■ WORK REQUIRED: Search the listing below for the string "Schriftstellerin" and show each line that contains it.

■ RECORD LIST:
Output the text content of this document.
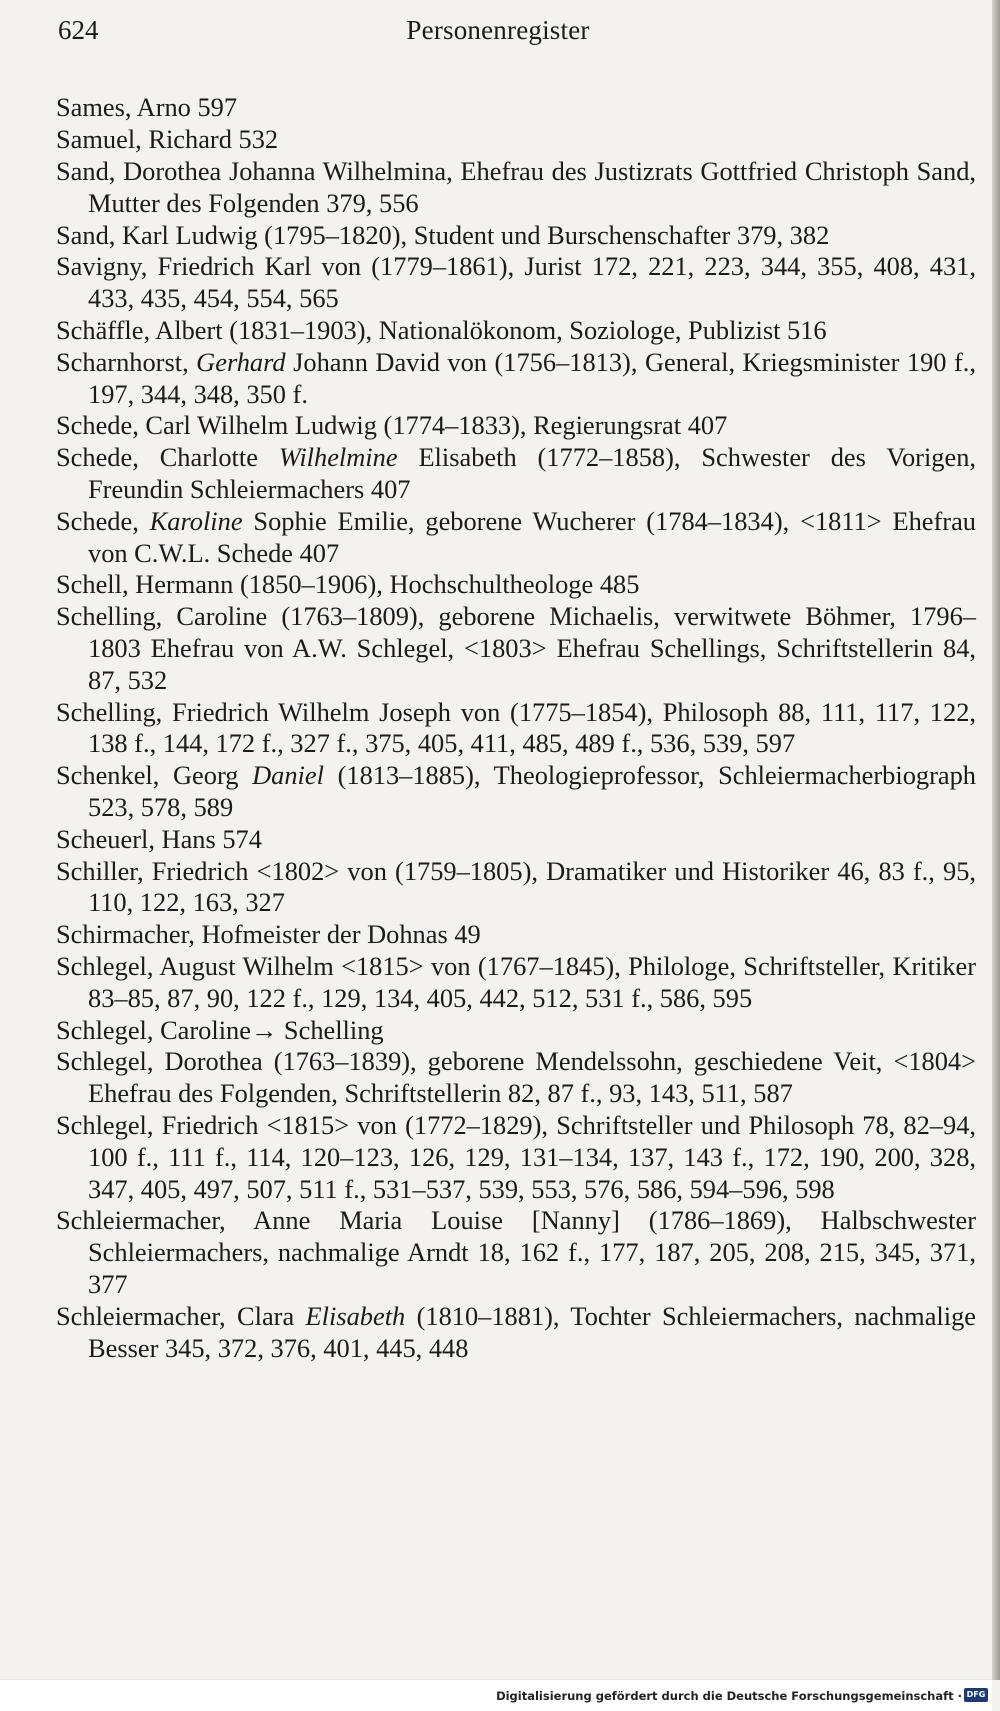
624	Personenregister

Sames, Arno 597

Samuel, Richard 532

Sand, Dorothea Johanna Wilhelmina, Ehefrau des Justizrats Gottfried Christoph Sand, Mutter des Folgenden 379, 556

Sand, Karl Ludwig (1795–1820), Student und Burschenschafter 379, 382

Savigny, Friedrich Karl von (1779–1861), Jurist 172, 221, 223, 344, 355, 408, 431, 433, 435, 454, 554, 565

Schäffle, Albert (1831–1903), Nationalökonom, Soziologe, Publizist 516

Scharnhorst, Gerhard Johann David von (1756–1813), General, Kriegsminister 190 f., 197, 344, 348, 350 f.

Schede, Carl Wilhelm Ludwig (1774–1833), Regierungsrat 407

Schede, Charlotte Wilhelmine Elisabeth (1772–1858), Schwester des Vorigen, Freundin Schleiermachers 407

Schede, Karoline Sophie Emilie, geborene Wucherer (1784–1834), <1811> Ehefrau von C.W.L. Schede 407

Schell, Hermann (1850–1906), Hochschultheologe 485

Schelling, Caroline (1763–1809), geborene Michaelis, verwitwete Böhmer, 1796–1803 Ehefrau von A.W. Schlegel, <1803> Ehefrau Schellings, Schriftstellerin 84, 87, 532

Schelling, Friedrich Wilhelm Joseph von (1775–1854), Philosoph 88, 111, 117, 122, 138 f., 144, 172 f., 327 f., 375, 405, 411, 485, 489 f., 536, 539, 597

Schenkel, Georg Daniel (1813–1885), Theologieprofessor, Schleiermacherbiograph 523, 578, 589

Scheuerl, Hans 574

Schiller, Friedrich <1802> von (1759–1805), Dramatiker und Historiker 46, 83 f., 95, 110, 122, 163, 327

Schirmacher, Hofmeister der Dohnas 49

Schlegel, August Wilhelm <1815> von (1767–1845), Philologe, Schriftsteller, Kritiker 83–85, 87, 90, 122 f., 129, 134, 405, 442, 512, 531 f., 586, 595

Schlegel, Caroline→ Schelling

Schlegel, Dorothea (1763–1839), geborene Mendelssohn, geschiedene Veit, <1804> Ehefrau des Folgenden, Schriftstellerin 82, 87 f., 93, 143, 511, 587

Schlegel, Friedrich <1815> von (1772–1829), Schriftsteller und Philosoph 78, 82–94, 100 f., 111 f., 114, 120–123, 126, 129, 131–134, 137, 143 f., 172, 190, 200, 328, 347, 405, 497, 507, 511 f., 531–537, 539, 553, 576, 586, 594–596, 598

Schleiermacher, Anne Maria Louise [Nanny] (1786–1869), Halbschwester Schleiermachers, nachmalige Arndt 18, 162 f., 177, 187, 205, 208, 215, 345, 371, 377

Schleiermacher, Clara Elisabeth (1810–1881), Tochter Schleiermachers, nachmalige Besser 345, 372, 376, 401, 445, 448

Digitalisierung gefördert durch die Deutsche Forschungsgemeinschaft · DFG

■ EXERCISE OUTPUT:
Schelling, Caroline (1763–1809), geborene Michaelis, verwitwete Böhmer, 1796–1803 Ehefrau von A.W. Schlegel, <1803> Ehefrau Schellings, Schriftstellerin 84, 87, 532
Schlegel, Dorothea (1763–1839), geborene Mendelssohn, geschiedene Veit, <1804> Ehefrau des Folgenden, Schriftstellerin 82, 87 f., 93, 143, 511, 587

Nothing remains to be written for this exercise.